(Data entries)
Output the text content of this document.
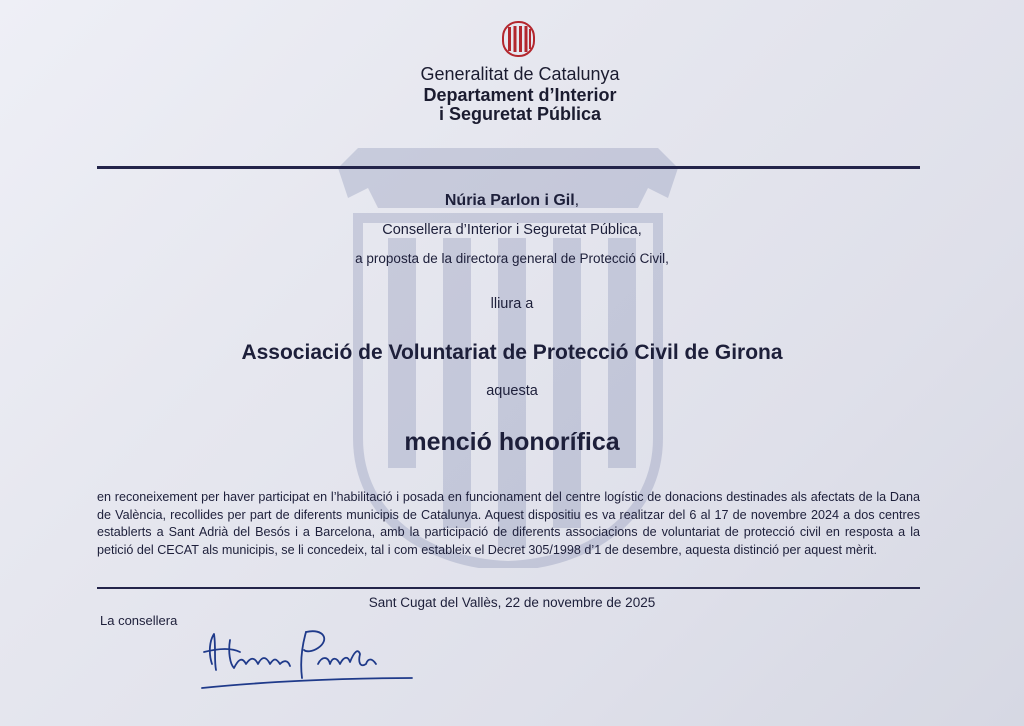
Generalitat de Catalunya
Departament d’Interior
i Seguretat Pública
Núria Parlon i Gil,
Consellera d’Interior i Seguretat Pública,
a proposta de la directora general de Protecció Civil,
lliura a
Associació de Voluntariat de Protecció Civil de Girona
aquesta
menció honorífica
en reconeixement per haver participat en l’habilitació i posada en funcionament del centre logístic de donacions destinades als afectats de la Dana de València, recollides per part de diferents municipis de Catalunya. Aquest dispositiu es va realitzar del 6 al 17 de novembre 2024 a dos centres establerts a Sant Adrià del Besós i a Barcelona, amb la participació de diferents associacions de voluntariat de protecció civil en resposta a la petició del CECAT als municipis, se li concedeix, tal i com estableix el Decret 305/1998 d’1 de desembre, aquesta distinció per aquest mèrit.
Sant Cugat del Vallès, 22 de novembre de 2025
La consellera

» **PROBLEM DETAILS**:
Repeat all of the records verbatim, leaving out the pictures.

» **ANSWER TO THIS EXERCISE**:
Output the text content of this document.
Generalitat de Catalunya
Departament d’Interior
i Seguretat Pública
Núria Parlon i Gil,
Consellera d’Interior i Seguretat Pública,
a proposta de la directora general de Protecció Civil,
lliura a
Associació de Voluntariat de Protecció Civil de Girona
aquesta
menció honorífica
en reconeixement per haver participat en l’habilitació i posada en funcionament del centre logístic de donacions destinades als afectats de la Dana de València, recollides per part de diferents municipis de Catalunya. Aquest dispositiu es va realitzar del 6 al 17 de novembre 2024 a dos centres establerts a Sant Adrià del Besós i a Barcelona, amb la participació de diferents associacions de voluntariat de protecció civil en resposta a la petició del CECAT als municipis, se li concedeix, tal i com estableix el Decret 305/1998 d’1 de desembre, aquesta distinció per aquest mèrit.
Sant Cugat del Vallès, 22 de novembre de 2025
La consellera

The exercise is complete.